§ Problem details: Write the next part of the review of Steve Lehman's trio album Dialect Fluorescent, picking up after its last sentence.

On this album Steve Lehman practices an integrated approach to improvisation in which he places each and every musical element in de/constructive play, imbuing every gesture with the potential to spark new phrases and ideas. The trio’s dialogic interplay creatively explores the interrelationships between groove and melody, all the while layering superimpositions and elaborations on top of an energized set of intricate original compositions and re-imagined standards.
Dialect Fluorescent, Pi Recordings PI42, 2012. Personnel: Steve Lehman, alto saxophone; Matt Brewer, bass; Damion Reed, drum set. Tracks: Allocentric (Intro); Allocentric; Moment’s Notice; Foster Brothers; Jeannine; Alloy; Pure Imagination; Fumba Rebel; Mr. E. Recorded August, 22, 2011, at Systems Two, Brooklyn, NY. www.stevelehman.com.
With a flowing and sensitive call, Lehman begins the album by himself with “Allocentric.” His opening phrases beckon the listener with gentle, highly lyrical melodic lines that slowly and contemplatively unfold an off-kilter groove with which Lehman ushers in Brewer and Reid. The trio immediately adopts and expands it, unsettling the groove itself through successive, improvised waves. Lehman’s improvisations compel him from the foundational rhythm, continually elaborating on it via sudden bursts and intricate, textured lines. However, he remains firmly grounded in the groove—at times returning to and making a melody out of it by hanging on single pitches insistently repeated in rhythm—and brings the listener into the fold, normalizing what once seemed “off-kilter” by carefully outlining the connections between the trio’s improvisations and the composition’s rhythmic basis.

Bounding box prediction data
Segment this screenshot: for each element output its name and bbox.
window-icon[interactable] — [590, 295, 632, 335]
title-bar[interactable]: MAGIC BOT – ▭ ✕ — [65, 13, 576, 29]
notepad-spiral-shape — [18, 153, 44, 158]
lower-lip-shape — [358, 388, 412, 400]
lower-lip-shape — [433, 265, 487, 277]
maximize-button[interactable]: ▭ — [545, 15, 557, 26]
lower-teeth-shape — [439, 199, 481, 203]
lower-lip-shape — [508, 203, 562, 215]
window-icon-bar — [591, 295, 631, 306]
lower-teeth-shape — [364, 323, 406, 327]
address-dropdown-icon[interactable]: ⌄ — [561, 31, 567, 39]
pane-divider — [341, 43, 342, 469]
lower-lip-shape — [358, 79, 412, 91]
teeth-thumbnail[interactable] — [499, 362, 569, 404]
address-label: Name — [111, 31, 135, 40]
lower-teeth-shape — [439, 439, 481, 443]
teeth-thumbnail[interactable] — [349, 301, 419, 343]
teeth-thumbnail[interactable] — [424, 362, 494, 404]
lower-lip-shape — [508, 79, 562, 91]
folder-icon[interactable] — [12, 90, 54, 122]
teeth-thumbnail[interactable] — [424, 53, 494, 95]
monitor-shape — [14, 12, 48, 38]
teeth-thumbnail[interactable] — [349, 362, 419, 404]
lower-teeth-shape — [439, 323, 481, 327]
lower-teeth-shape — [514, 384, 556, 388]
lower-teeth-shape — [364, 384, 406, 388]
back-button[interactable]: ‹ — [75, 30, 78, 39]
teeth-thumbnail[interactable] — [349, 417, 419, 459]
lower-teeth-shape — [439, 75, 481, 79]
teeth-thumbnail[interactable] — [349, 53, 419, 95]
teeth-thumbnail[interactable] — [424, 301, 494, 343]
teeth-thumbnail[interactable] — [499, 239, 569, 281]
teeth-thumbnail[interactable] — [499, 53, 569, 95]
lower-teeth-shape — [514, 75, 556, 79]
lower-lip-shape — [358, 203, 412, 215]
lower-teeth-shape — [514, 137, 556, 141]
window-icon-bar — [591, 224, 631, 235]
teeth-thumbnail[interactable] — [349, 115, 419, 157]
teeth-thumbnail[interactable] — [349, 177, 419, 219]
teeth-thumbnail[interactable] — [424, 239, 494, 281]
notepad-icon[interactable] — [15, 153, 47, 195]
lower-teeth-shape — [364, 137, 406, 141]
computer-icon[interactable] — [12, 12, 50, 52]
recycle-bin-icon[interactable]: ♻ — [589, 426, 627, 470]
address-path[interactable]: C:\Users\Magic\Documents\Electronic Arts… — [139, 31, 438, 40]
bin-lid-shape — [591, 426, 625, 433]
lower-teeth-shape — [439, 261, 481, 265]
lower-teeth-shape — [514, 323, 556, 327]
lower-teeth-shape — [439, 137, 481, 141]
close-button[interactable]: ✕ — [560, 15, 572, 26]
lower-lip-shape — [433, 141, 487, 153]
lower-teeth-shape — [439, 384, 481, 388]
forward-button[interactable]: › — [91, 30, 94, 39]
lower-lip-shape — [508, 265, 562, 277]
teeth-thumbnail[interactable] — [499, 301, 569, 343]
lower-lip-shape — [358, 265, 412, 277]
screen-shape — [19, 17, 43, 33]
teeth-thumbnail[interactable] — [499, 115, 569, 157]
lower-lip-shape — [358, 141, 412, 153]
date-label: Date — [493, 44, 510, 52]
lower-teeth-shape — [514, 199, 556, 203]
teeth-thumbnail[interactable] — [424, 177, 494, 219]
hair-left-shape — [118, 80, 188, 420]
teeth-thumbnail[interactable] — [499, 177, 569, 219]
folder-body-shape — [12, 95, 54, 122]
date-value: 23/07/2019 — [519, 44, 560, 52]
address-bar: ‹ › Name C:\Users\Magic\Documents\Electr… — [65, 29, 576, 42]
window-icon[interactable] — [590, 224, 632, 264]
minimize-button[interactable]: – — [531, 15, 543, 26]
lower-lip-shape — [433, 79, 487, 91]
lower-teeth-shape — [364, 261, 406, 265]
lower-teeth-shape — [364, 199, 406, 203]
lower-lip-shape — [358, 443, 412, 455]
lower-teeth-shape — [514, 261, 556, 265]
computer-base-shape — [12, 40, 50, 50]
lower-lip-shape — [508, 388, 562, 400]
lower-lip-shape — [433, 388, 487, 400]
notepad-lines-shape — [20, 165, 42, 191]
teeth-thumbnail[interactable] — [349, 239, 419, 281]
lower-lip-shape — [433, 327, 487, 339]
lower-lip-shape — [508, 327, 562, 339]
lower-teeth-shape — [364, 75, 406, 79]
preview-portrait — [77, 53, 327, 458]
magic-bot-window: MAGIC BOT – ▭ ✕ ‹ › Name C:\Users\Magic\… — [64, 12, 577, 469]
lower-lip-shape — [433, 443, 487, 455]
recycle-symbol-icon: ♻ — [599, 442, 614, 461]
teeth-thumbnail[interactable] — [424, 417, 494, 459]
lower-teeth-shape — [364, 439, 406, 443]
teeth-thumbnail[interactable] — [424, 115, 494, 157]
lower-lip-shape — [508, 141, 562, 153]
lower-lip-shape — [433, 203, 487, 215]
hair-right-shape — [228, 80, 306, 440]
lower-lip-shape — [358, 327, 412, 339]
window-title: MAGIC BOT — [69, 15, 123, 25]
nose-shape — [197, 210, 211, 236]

§ Output:
The trio’s cover of Coltrane’s “Moment’s Notice” once again reflects on the role of melody, this time by pushing it back to the end of the arrangement. With only fleeting melodic references, listeners are left to intuit the tune from the successive harmonies. But it’s not all melody that pushed aside, just Coltrane’s. Instead we are forced (happily) to consider Lehman and the trio’s work first. From within these superimposed melodic lines, Lehman augments Coltrane’s harmonies as well, his shifts and substitutions sympathetically supported by Brewer. Lehman’s composition “Foster Brothers” presents as an avant-garde deconstruction of a funk groove. With hints of classical minimalism, the trio plays with phasing the composition and groove—a sonic interpretation of the trio’s portrait on the album cover—once again insisting that the listener come to terms with every facet of the funk groove by stripping it down to its most fundamental elements.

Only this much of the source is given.